■ Problem description
Please repeat all of the listing exactly.

■ Stored records
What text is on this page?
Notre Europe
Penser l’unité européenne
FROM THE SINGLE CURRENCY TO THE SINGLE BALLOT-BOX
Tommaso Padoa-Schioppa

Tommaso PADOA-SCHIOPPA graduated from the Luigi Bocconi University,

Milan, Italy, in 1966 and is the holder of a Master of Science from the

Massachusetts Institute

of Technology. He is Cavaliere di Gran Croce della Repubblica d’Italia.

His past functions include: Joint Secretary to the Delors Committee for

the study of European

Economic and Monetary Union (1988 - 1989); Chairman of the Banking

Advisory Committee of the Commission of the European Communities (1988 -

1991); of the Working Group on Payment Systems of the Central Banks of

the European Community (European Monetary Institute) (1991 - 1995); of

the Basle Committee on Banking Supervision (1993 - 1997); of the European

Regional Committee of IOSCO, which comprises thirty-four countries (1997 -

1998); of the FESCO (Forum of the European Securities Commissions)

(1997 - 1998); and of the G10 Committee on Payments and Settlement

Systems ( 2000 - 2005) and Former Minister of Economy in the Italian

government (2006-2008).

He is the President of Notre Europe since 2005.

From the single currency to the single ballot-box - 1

■ Finished exercise
What text is on this page?
Notre Europe
Penser l’unité européenne
FROM THE SINGLE CURRENCY TO THE SINGLE BALLOT-BOX
Tommaso Padoa-Schioppa

Tommaso PADOA-SCHIOPPA graduated from the Luigi Bocconi University,

Milan, Italy, in 1966 and is the holder of a Master of Science from the

Massachusetts Institute

of Technology. He is Cavaliere di Gran Croce della Repubblica d’Italia.

His past functions include: Joint Secretary to the Delors Committee for

the study of European

Economic and Monetary Union (1988 - 1989); Chairman of the Banking

Advisory Committee of the Commission of the European Communities (1988 -

1991); of the Working Group on Payment Systems of the Central Banks of

the European Community (European Monetary Institute) (1991 - 1995); of

the Basle Committee on Banking Supervision (1993 - 1997); of the European

Regional Committee of IOSCO, which comprises thirty-four countries (1997 -

1998); of the FESCO (Forum of the European Securities Commissions)

(1997 - 1998); and of the G10 Committee on Payments and Settlement

Systems ( 2000 - 2005) and Former Minister of Economy in the Italian

government (2006-2008).

He is the President of Notre Europe since 2005.

From the single currency to the single ballot-box - 1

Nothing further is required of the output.